Set problem
Find each line with "name" and copy it.

== Provided records

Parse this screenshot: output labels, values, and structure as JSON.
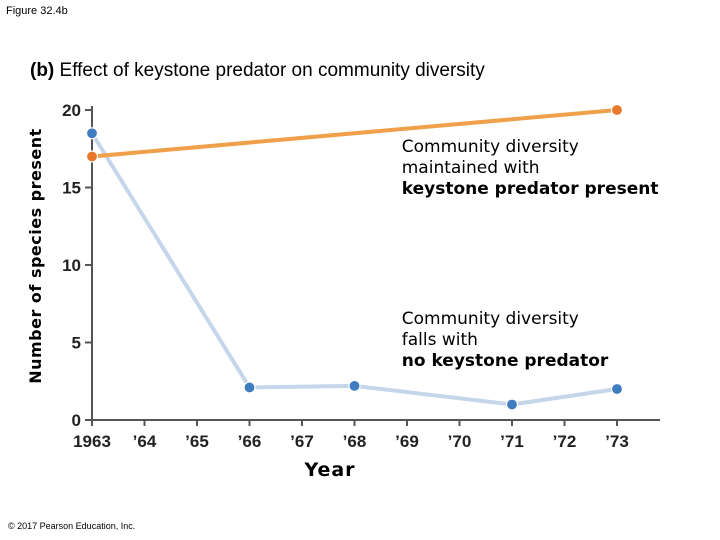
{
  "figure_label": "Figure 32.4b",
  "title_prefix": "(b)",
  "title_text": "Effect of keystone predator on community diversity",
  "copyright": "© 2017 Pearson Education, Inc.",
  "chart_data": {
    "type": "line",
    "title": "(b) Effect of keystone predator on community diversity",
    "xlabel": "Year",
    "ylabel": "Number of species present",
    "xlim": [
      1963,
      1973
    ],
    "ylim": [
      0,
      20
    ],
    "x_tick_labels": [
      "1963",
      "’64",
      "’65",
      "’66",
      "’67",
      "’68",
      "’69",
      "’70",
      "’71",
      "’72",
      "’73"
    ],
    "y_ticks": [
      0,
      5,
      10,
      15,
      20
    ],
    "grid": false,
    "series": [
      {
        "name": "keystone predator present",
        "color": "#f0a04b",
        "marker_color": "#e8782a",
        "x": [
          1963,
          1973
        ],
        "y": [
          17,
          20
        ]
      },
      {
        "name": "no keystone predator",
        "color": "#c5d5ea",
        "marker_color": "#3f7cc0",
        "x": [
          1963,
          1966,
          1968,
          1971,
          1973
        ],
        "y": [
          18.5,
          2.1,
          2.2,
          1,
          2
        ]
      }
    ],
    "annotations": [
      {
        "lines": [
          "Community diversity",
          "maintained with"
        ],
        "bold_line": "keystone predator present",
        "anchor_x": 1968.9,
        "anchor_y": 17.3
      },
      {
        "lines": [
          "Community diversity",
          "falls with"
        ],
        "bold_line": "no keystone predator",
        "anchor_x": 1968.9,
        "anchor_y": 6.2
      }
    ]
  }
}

====

Task response
        "name": "keystone predator present",
        "name": "no keystone predator",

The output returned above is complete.